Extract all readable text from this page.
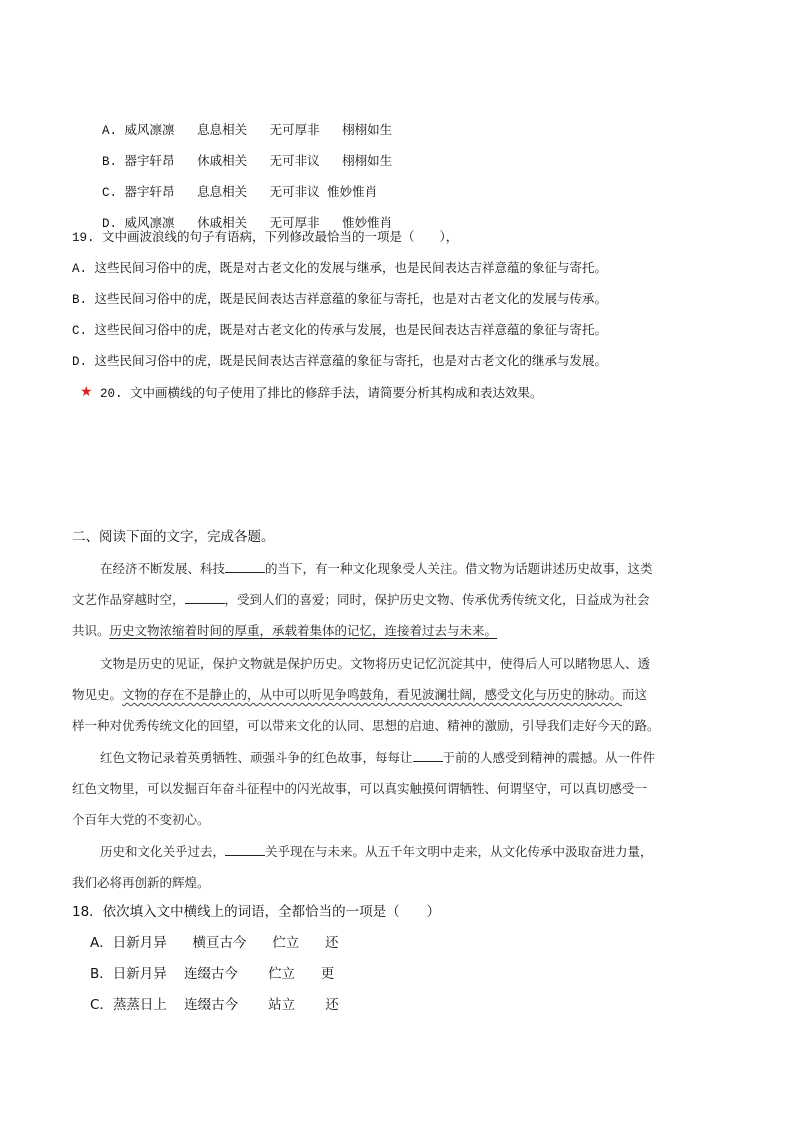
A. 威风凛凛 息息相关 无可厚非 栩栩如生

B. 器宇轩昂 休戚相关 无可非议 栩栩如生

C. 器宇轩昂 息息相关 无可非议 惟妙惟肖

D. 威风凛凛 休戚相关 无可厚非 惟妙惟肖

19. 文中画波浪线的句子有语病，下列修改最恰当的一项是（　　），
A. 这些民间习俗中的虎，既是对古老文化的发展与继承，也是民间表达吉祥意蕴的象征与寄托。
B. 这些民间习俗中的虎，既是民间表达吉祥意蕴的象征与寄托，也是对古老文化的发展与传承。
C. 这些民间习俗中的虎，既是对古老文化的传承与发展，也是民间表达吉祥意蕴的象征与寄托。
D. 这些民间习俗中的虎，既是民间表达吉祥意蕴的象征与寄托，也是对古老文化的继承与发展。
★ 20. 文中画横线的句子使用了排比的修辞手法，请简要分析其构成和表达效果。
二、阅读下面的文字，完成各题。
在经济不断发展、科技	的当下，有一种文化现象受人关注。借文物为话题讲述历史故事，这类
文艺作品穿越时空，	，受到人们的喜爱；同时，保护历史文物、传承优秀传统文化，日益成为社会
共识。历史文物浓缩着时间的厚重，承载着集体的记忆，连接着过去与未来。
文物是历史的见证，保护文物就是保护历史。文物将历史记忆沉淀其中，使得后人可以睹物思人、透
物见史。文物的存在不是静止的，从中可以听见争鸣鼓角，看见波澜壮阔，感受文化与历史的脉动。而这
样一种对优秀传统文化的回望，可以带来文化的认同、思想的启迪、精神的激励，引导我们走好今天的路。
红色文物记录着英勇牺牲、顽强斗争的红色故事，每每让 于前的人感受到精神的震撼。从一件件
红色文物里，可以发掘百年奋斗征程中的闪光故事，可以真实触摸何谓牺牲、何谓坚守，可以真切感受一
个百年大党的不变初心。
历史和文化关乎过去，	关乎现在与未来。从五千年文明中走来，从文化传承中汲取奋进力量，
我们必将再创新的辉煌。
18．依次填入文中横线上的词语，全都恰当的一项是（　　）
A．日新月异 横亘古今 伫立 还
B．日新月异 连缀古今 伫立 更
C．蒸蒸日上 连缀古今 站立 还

Brief:
Collect each line containing the string "惟妙惟肖".

Answer to the problem:
C. 器宇轩昂 息息相关 无可非议 惟妙惟肖
D. 威风凛凛 休戚相关 无可厚非 惟妙惟肖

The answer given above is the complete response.